[YOUR INSTRUCTIONS]:
List each line of the data that holds the string "structured", please.

[INPUT RECORDS]:
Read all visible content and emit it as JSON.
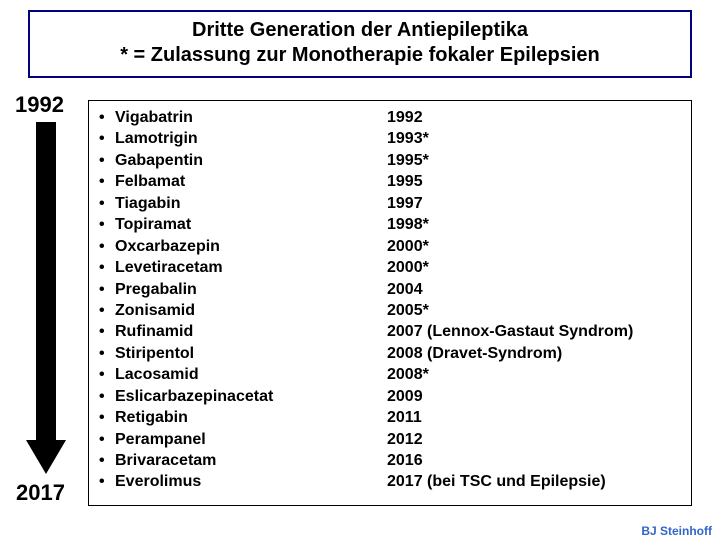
{
  "colors": {
    "background": "#ffffff",
    "text": "#000000",
    "title_border": "#000080",
    "credit": "#3265cc",
    "arrow": "#000000"
  },
  "typography": {
    "family": "Arial",
    "title_size_pt": 20,
    "body_size_pt": 16,
    "year_label_size_pt": 22,
    "credit_size_pt": 12,
    "weight": "bold"
  },
  "title": {
    "line1": "Dritte Generation der Antiepileptika",
    "line2": "* = Zulassung zur Monotherapie fokaler Epilepsien"
  },
  "timeline": {
    "start_label": "1992",
    "end_label": "2017"
  },
  "drugs": [
    {
      "name": "Vigabatrin",
      "year": "1992"
    },
    {
      "name": "Lamotrigin",
      "year": "1993*"
    },
    {
      "name": "Gabapentin",
      "year": "1995*"
    },
    {
      "name": "Felbamat",
      "year": "1995"
    },
    {
      "name": "Tiagabin",
      "year": "1997"
    },
    {
      "name": "Topiramat",
      "year": "1998*"
    },
    {
      "name": "Oxcarbazepin",
      "year": "2000*"
    },
    {
      "name": "Levetiracetam",
      "year": "2000*"
    },
    {
      "name": "Pregabalin",
      "year": "2004"
    },
    {
      "name": "Zonisamid",
      "year": "2005*"
    },
    {
      "name": "Rufinamid",
      "year": "2007 (Lennox-Gastaut Syndrom)"
    },
    {
      "name": "Stiripentol",
      "year": "2008 (Dravet-Syndrom)"
    },
    {
      "name": "Lacosamid",
      "year": "2008*"
    },
    {
      "name": "Eslicarbazepinacetat",
      "year": "2009"
    },
    {
      "name": "Retigabin",
      "year": "2011"
    },
    {
      "name": "Perampanel",
      "year": "2012"
    },
    {
      "name": "Brivaracetam",
      "year": "2016"
    },
    {
      "name": "Everolimus",
      "year": "2017 (bei TSC und Epilepsie)"
    }
  ],
  "credit": "BJ Steinhoff",
  "bullet_char": "•"
}
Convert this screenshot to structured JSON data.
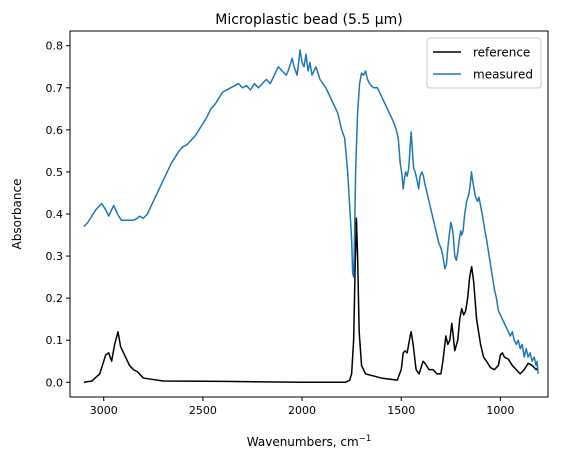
{
  "chart_data": {
    "type": "line",
    "title": "Microplastic bead (5.5 μm)",
    "xlabel": "Wavenumbers, cm",
    "xlabel_sup": "−1",
    "ylabel": "Absorbance",
    "xlim": [
      3170,
      760
    ],
    "x_reversed": true,
    "ylim": [
      -0.035,
      0.835
    ],
    "xticks": [
      3000,
      2500,
      2000,
      1500,
      1000
    ],
    "yticks": [
      0.0,
      0.1,
      0.2,
      0.3,
      0.4,
      0.5,
      0.6,
      0.7,
      0.8
    ],
    "grid": false,
    "legend": "top-right",
    "series": [
      {
        "name": "reference",
        "color": "#000000",
        "points": [
          [
            3100,
            0.0
          ],
          [
            3060,
            0.003
          ],
          [
            3020,
            0.02
          ],
          [
            2990,
            0.065
          ],
          [
            2975,
            0.07
          ],
          [
            2960,
            0.05
          ],
          [
            2945,
            0.09
          ],
          [
            2928,
            0.12
          ],
          [
            2915,
            0.085
          ],
          [
            2895,
            0.065
          ],
          [
            2870,
            0.04
          ],
          [
            2850,
            0.03
          ],
          [
            2830,
            0.025
          ],
          [
            2800,
            0.01
          ],
          [
            2700,
            0.003
          ],
          [
            2400,
            0.002
          ],
          [
            2000,
            0.0
          ],
          [
            1780,
            0.0
          ],
          [
            1760,
            0.005
          ],
          [
            1750,
            0.02
          ],
          [
            1740,
            0.1
          ],
          [
            1732,
            0.28
          ],
          [
            1726,
            0.39
          ],
          [
            1720,
            0.3
          ],
          [
            1712,
            0.12
          ],
          [
            1700,
            0.04
          ],
          [
            1680,
            0.02
          ],
          [
            1600,
            0.01
          ],
          [
            1520,
            0.005
          ],
          [
            1500,
            0.03
          ],
          [
            1490,
            0.07
          ],
          [
            1480,
            0.075
          ],
          [
            1470,
            0.07
          ],
          [
            1455,
            0.11
          ],
          [
            1450,
            0.12
          ],
          [
            1440,
            0.09
          ],
          [
            1425,
            0.03
          ],
          [
            1410,
            0.02
          ],
          [
            1390,
            0.05
          ],
          [
            1380,
            0.045
          ],
          [
            1360,
            0.03
          ],
          [
            1340,
            0.03
          ],
          [
            1320,
            0.02
          ],
          [
            1300,
            0.02
          ],
          [
            1290,
            0.05
          ],
          [
            1275,
            0.11
          ],
          [
            1265,
            0.09
          ],
          [
            1255,
            0.1
          ],
          [
            1245,
            0.14
          ],
          [
            1240,
            0.12
          ],
          [
            1230,
            0.075
          ],
          [
            1215,
            0.1
          ],
          [
            1205,
            0.15
          ],
          [
            1195,
            0.175
          ],
          [
            1185,
            0.16
          ],
          [
            1175,
            0.17
          ],
          [
            1165,
            0.2
          ],
          [
            1155,
            0.25
          ],
          [
            1145,
            0.275
          ],
          [
            1135,
            0.24
          ],
          [
            1120,
            0.15
          ],
          [
            1100,
            0.09
          ],
          [
            1085,
            0.06
          ],
          [
            1070,
            0.05
          ],
          [
            1050,
            0.035
          ],
          [
            1030,
            0.03
          ],
          [
            1010,
            0.04
          ],
          [
            1000,
            0.065
          ],
          [
            990,
            0.07
          ],
          [
            980,
            0.06
          ],
          [
            960,
            0.055
          ],
          [
            940,
            0.04
          ],
          [
            920,
            0.03
          ],
          [
            900,
            0.02
          ],
          [
            880,
            0.03
          ],
          [
            860,
            0.045
          ],
          [
            840,
            0.04
          ],
          [
            820,
            0.03
          ],
          [
            810,
            0.035
          ]
        ]
      },
      {
        "name": "measured",
        "color": "#1f77b4",
        "points": [
          [
            3100,
            0.37
          ],
          [
            3080,
            0.38
          ],
          [
            3060,
            0.395
          ],
          [
            3040,
            0.41
          ],
          [
            3020,
            0.42
          ],
          [
            3010,
            0.425
          ],
          [
            2990,
            0.41
          ],
          [
            2975,
            0.395
          ],
          [
            2960,
            0.41
          ],
          [
            2950,
            0.42
          ],
          [
            2940,
            0.41
          ],
          [
            2925,
            0.395
          ],
          [
            2910,
            0.385
          ],
          [
            2880,
            0.385
          ],
          [
            2850,
            0.385
          ],
          [
            2830,
            0.39
          ],
          [
            2820,
            0.395
          ],
          [
            2800,
            0.39
          ],
          [
            2780,
            0.4
          ],
          [
            2760,
            0.42
          ],
          [
            2740,
            0.44
          ],
          [
            2720,
            0.46
          ],
          [
            2700,
            0.48
          ],
          [
            2680,
            0.5
          ],
          [
            2660,
            0.52
          ],
          [
            2640,
            0.535
          ],
          [
            2620,
            0.55
          ],
          [
            2600,
            0.56
          ],
          [
            2580,
            0.565
          ],
          [
            2560,
            0.575
          ],
          [
            2540,
            0.585
          ],
          [
            2520,
            0.6
          ],
          [
            2500,
            0.615
          ],
          [
            2480,
            0.63
          ],
          [
            2460,
            0.65
          ],
          [
            2440,
            0.66
          ],
          [
            2420,
            0.675
          ],
          [
            2400,
            0.69
          ],
          [
            2380,
            0.695
          ],
          [
            2360,
            0.7
          ],
          [
            2340,
            0.705
          ],
          [
            2320,
            0.71
          ],
          [
            2300,
            0.7
          ],
          [
            2280,
            0.705
          ],
          [
            2260,
            0.695
          ],
          [
            2240,
            0.71
          ],
          [
            2220,
            0.7
          ],
          [
            2200,
            0.71
          ],
          [
            2180,
            0.72
          ],
          [
            2160,
            0.71
          ],
          [
            2140,
            0.73
          ],
          [
            2120,
            0.75
          ],
          [
            2100,
            0.74
          ],
          [
            2080,
            0.73
          ],
          [
            2070,
            0.74
          ],
          [
            2050,
            0.77
          ],
          [
            2040,
            0.75
          ],
          [
            2025,
            0.73
          ],
          [
            2010,
            0.79
          ],
          [
            2000,
            0.76
          ],
          [
            1990,
            0.75
          ],
          [
            1980,
            0.78
          ],
          [
            1970,
            0.74
          ],
          [
            1960,
            0.76
          ],
          [
            1950,
            0.73
          ],
          [
            1930,
            0.75
          ],
          [
            1910,
            0.72
          ],
          [
            1895,
            0.71
          ],
          [
            1880,
            0.7
          ],
          [
            1860,
            0.68
          ],
          [
            1840,
            0.66
          ],
          [
            1820,
            0.64
          ],
          [
            1800,
            0.6
          ],
          [
            1785,
            0.58
          ],
          [
            1770,
            0.5
          ],
          [
            1760,
            0.42
          ],
          [
            1750,
            0.34
          ],
          [
            1745,
            0.26
          ],
          [
            1740,
            0.25
          ],
          [
            1736,
            0.33
          ],
          [
            1730,
            0.5
          ],
          [
            1720,
            0.64
          ],
          [
            1710,
            0.71
          ],
          [
            1700,
            0.735
          ],
          [
            1690,
            0.73
          ],
          [
            1680,
            0.74
          ],
          [
            1670,
            0.72
          ],
          [
            1660,
            0.71
          ],
          [
            1640,
            0.7
          ],
          [
            1620,
            0.7
          ],
          [
            1600,
            0.68
          ],
          [
            1580,
            0.66
          ],
          [
            1560,
            0.64
          ],
          [
            1540,
            0.62
          ],
          [
            1525,
            0.6
          ],
          [
            1515,
            0.58
          ],
          [
            1505,
            0.52
          ],
          [
            1498,
            0.5
          ],
          [
            1490,
            0.46
          ],
          [
            1485,
            0.48
          ],
          [
            1478,
            0.5
          ],
          [
            1470,
            0.49
          ],
          [
            1462,
            0.51
          ],
          [
            1455,
            0.56
          ],
          [
            1450,
            0.595
          ],
          [
            1445,
            0.56
          ],
          [
            1438,
            0.51
          ],
          [
            1430,
            0.5
          ],
          [
            1420,
            0.48
          ],
          [
            1412,
            0.46
          ],
          [
            1405,
            0.49
          ],
          [
            1396,
            0.5
          ],
          [
            1388,
            0.49
          ],
          [
            1380,
            0.47
          ],
          [
            1370,
            0.45
          ],
          [
            1360,
            0.43
          ],
          [
            1350,
            0.41
          ],
          [
            1340,
            0.39
          ],
          [
            1330,
            0.37
          ],
          [
            1320,
            0.35
          ],
          [
            1310,
            0.33
          ],
          [
            1300,
            0.32
          ],
          [
            1290,
            0.3
          ],
          [
            1280,
            0.27
          ],
          [
            1272,
            0.28
          ],
          [
            1265,
            0.32
          ],
          [
            1258,
            0.35
          ],
          [
            1250,
            0.38
          ],
          [
            1244,
            0.37
          ],
          [
            1238,
            0.35
          ],
          [
            1230,
            0.3
          ],
          [
            1222,
            0.29
          ],
          [
            1215,
            0.31
          ],
          [
            1207,
            0.34
          ],
          [
            1200,
            0.36
          ],
          [
            1195,
            0.35
          ],
          [
            1188,
            0.36
          ],
          [
            1180,
            0.4
          ],
          [
            1170,
            0.43
          ],
          [
            1163,
            0.44
          ],
          [
            1158,
            0.45
          ],
          [
            1152,
            0.47
          ],
          [
            1146,
            0.5
          ],
          [
            1140,
            0.48
          ],
          [
            1133,
            0.46
          ],
          [
            1125,
            0.44
          ],
          [
            1115,
            0.43
          ],
          [
            1108,
            0.44
          ],
          [
            1100,
            0.42
          ],
          [
            1092,
            0.4
          ],
          [
            1085,
            0.38
          ],
          [
            1078,
            0.36
          ],
          [
            1070,
            0.34
          ],
          [
            1060,
            0.31
          ],
          [
            1050,
            0.28
          ],
          [
            1040,
            0.25
          ],
          [
            1030,
            0.22
          ],
          [
            1020,
            0.2
          ],
          [
            1010,
            0.17
          ],
          [
            1000,
            0.16
          ],
          [
            990,
            0.15
          ],
          [
            980,
            0.14
          ],
          [
            970,
            0.13
          ],
          [
            960,
            0.12
          ],
          [
            950,
            0.11
          ],
          [
            940,
            0.12
          ],
          [
            930,
            0.1
          ],
          [
            920,
            0.09
          ],
          [
            910,
            0.1
          ],
          [
            900,
            0.08
          ],
          [
            890,
            0.09
          ],
          [
            880,
            0.06
          ],
          [
            870,
            0.08
          ],
          [
            860,
            0.06
          ],
          [
            850,
            0.07
          ],
          [
            840,
            0.05
          ],
          [
            830,
            0.06
          ],
          [
            820,
            0.04
          ],
          [
            815,
            0.05
          ],
          [
            810,
            0.02
          ]
        ]
      }
    ]
  }
}
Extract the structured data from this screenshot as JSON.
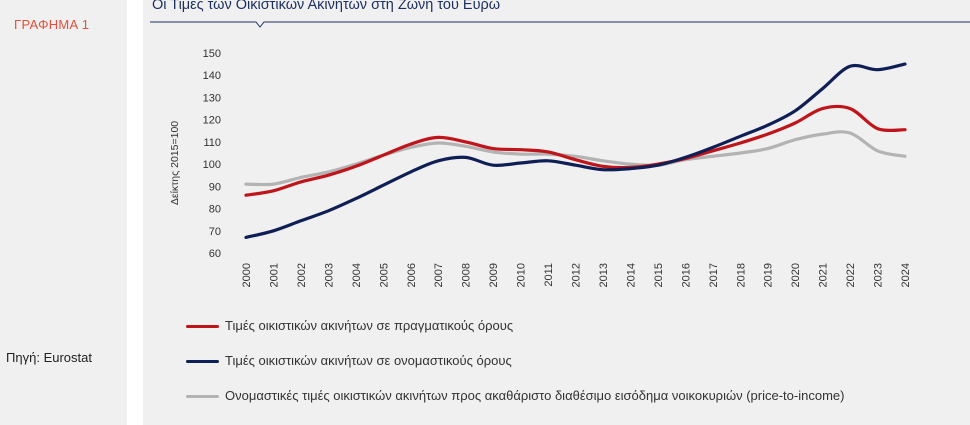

[FINISHED ANSWER]:
Convert this screenshot to structured JSON data.
Extract the structured data from this screenshot as JSON.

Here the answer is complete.